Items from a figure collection
------------

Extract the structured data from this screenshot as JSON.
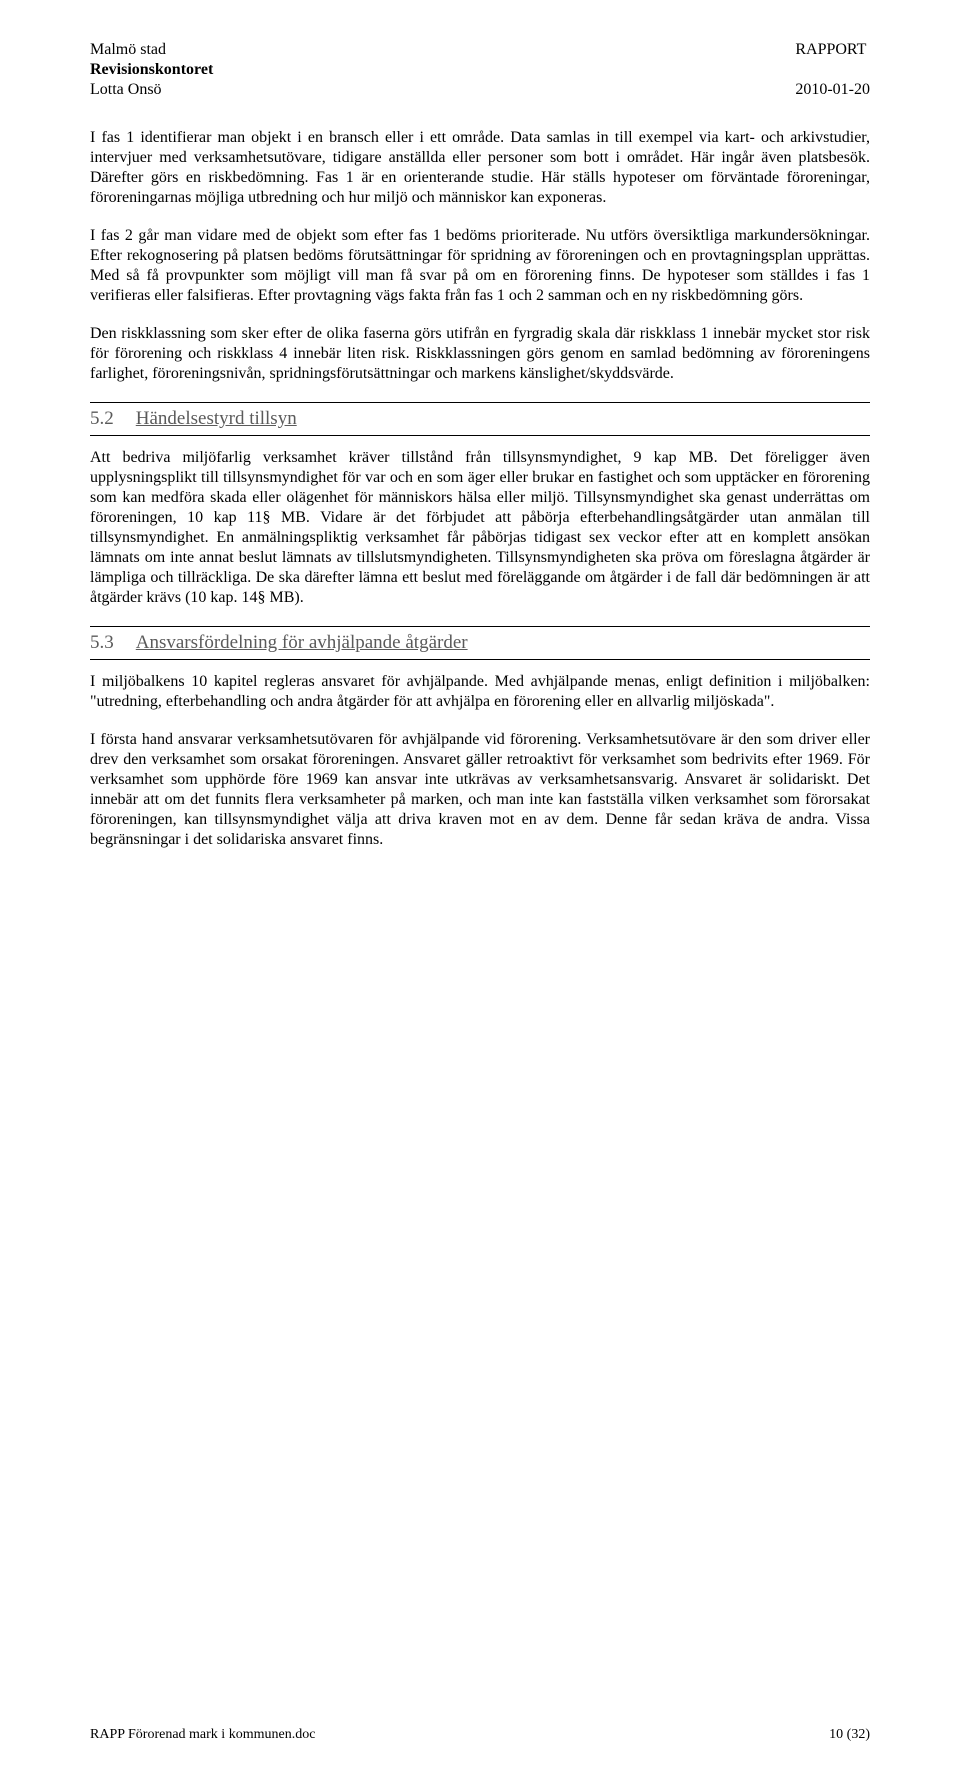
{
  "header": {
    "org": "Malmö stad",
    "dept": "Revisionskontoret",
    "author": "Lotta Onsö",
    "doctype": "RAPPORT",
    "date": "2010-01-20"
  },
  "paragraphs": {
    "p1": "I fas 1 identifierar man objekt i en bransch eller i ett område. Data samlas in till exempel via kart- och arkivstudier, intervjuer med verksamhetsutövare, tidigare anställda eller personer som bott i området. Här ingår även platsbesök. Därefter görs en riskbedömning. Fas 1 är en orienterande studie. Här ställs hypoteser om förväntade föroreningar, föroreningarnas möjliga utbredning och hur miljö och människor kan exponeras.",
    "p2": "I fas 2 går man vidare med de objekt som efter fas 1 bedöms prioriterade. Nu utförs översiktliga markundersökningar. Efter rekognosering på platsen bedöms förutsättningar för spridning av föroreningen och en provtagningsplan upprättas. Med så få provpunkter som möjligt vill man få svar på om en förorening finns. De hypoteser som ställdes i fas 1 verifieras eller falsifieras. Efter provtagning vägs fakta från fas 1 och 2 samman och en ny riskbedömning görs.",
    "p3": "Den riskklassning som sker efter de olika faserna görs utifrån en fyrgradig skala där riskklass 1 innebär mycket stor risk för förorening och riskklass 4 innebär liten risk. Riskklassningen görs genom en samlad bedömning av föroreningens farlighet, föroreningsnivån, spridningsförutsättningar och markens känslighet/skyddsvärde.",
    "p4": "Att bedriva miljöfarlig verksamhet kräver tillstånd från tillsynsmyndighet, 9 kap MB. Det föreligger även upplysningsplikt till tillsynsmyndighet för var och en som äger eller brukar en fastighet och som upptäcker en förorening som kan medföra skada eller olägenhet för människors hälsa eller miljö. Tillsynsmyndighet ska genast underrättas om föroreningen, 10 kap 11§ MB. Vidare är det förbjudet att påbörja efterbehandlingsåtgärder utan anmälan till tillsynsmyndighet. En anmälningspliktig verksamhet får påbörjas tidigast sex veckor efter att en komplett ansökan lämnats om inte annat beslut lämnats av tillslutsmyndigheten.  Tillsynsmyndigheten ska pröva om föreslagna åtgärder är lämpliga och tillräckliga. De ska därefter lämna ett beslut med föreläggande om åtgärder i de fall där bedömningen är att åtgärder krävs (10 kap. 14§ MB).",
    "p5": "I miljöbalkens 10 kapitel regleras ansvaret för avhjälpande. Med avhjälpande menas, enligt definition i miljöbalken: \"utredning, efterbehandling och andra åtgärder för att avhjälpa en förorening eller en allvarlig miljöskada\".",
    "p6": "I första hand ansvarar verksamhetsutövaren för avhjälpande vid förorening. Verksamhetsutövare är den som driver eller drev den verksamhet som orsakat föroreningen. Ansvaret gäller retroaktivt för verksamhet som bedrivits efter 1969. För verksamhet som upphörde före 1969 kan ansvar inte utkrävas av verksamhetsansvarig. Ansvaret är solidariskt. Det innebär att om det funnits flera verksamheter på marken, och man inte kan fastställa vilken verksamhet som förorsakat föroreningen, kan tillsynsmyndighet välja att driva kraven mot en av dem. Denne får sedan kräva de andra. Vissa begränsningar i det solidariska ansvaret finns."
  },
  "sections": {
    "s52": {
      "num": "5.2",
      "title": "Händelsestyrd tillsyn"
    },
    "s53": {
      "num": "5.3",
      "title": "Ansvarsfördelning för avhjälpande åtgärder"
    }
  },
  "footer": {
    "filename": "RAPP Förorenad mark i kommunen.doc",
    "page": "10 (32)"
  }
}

------------

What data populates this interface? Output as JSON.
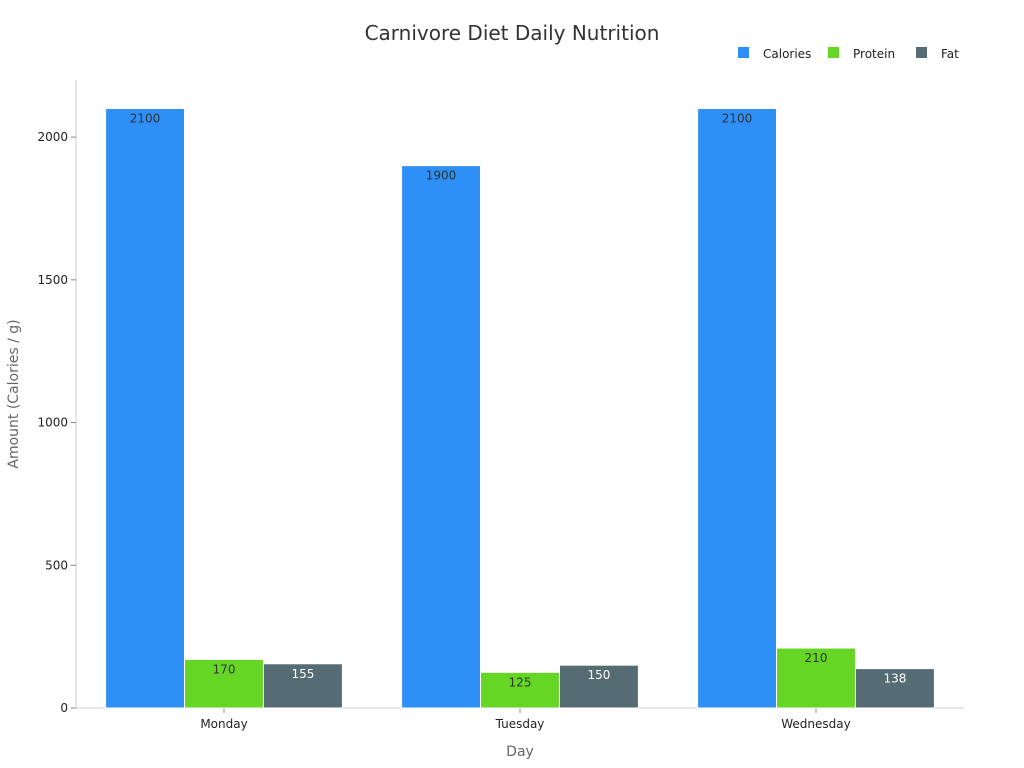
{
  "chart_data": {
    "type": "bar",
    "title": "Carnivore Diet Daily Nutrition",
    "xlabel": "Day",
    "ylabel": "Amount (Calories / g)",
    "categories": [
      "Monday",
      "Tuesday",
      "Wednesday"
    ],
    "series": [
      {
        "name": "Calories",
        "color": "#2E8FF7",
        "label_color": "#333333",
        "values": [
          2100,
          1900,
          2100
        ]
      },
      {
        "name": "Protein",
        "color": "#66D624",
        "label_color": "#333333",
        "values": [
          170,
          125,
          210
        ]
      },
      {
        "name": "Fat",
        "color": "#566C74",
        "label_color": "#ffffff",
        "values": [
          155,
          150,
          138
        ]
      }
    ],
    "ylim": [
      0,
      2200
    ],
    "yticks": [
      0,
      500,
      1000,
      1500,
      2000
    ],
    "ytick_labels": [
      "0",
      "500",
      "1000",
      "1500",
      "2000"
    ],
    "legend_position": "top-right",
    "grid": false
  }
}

------------

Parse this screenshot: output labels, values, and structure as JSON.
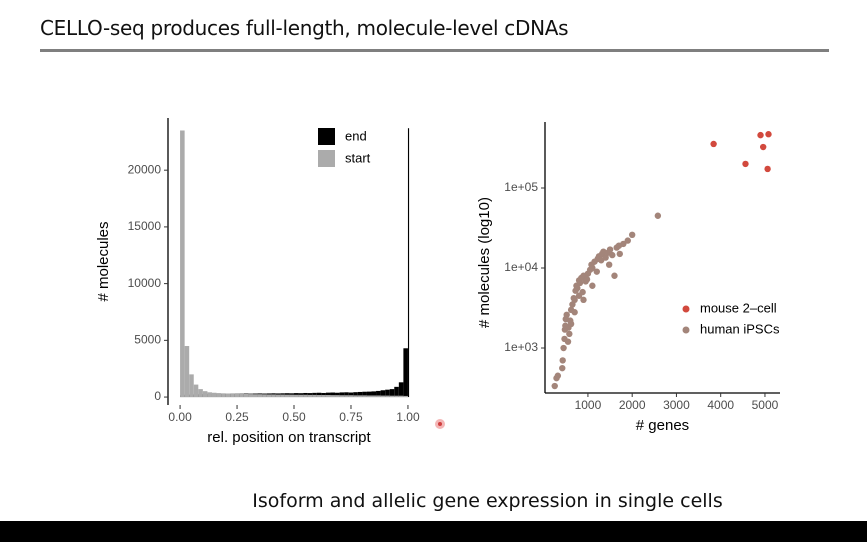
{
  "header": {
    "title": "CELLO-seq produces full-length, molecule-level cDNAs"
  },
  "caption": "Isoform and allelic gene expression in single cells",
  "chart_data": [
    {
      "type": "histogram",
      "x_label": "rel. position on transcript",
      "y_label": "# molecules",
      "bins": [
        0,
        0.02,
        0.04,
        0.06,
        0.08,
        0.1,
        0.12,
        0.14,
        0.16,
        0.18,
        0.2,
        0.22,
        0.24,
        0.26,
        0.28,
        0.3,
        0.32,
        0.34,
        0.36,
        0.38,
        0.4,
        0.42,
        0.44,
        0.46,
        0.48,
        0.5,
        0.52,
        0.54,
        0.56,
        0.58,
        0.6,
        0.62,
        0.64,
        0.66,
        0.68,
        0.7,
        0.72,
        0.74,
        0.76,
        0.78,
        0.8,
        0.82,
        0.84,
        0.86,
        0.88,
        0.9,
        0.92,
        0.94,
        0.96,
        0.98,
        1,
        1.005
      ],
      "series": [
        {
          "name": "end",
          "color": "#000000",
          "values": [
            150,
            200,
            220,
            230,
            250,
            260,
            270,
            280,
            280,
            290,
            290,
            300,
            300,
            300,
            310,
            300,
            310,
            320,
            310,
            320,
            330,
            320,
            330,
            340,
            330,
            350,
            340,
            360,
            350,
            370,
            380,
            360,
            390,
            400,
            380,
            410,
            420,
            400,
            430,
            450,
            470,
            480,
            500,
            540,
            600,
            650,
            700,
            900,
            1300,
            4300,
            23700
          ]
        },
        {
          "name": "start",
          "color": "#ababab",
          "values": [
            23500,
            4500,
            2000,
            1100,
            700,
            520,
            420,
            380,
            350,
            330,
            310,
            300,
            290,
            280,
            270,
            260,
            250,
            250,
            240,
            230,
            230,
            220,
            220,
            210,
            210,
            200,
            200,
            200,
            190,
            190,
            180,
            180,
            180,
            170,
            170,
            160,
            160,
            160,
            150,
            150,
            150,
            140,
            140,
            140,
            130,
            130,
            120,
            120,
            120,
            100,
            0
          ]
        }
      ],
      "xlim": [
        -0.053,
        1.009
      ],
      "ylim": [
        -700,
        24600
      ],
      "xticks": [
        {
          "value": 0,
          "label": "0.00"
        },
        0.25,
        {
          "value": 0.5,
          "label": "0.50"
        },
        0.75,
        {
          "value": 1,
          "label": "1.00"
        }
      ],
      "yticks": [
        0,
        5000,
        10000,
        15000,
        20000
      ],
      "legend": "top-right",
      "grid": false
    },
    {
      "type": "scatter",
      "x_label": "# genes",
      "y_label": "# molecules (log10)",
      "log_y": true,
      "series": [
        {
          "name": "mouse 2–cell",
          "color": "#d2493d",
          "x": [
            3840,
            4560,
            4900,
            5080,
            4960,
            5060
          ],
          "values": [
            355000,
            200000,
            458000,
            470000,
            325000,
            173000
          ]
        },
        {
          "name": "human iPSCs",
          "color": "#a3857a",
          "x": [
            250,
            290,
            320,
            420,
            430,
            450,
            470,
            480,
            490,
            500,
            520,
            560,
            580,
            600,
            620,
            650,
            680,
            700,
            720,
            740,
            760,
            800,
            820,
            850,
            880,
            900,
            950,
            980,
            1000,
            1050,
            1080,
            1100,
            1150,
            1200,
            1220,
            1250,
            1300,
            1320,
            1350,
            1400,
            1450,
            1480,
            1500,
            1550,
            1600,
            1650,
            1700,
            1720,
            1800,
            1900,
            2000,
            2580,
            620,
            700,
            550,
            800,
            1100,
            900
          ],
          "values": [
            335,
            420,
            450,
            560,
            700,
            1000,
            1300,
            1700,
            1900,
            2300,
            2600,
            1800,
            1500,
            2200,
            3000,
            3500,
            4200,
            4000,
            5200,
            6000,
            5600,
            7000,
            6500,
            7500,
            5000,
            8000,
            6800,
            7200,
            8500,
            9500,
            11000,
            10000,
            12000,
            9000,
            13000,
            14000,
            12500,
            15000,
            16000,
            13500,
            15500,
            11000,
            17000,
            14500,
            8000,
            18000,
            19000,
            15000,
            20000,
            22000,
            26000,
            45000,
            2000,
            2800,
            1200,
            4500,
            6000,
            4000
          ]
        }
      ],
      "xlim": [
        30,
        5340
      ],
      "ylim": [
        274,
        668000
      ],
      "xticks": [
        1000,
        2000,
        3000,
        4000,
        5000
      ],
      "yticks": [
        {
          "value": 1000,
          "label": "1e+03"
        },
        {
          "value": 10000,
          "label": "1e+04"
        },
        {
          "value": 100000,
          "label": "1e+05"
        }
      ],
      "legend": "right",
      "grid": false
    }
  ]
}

------------

**TASK DIRECTIONS:** When you find a line in the records that contains the word "screenshot", copy it.

**RESPONSE TO THE EXERCISE:**
Extract the structured data from this screenshot as JSON.
Parse this screenshot: output labels, values, and structure as JSON.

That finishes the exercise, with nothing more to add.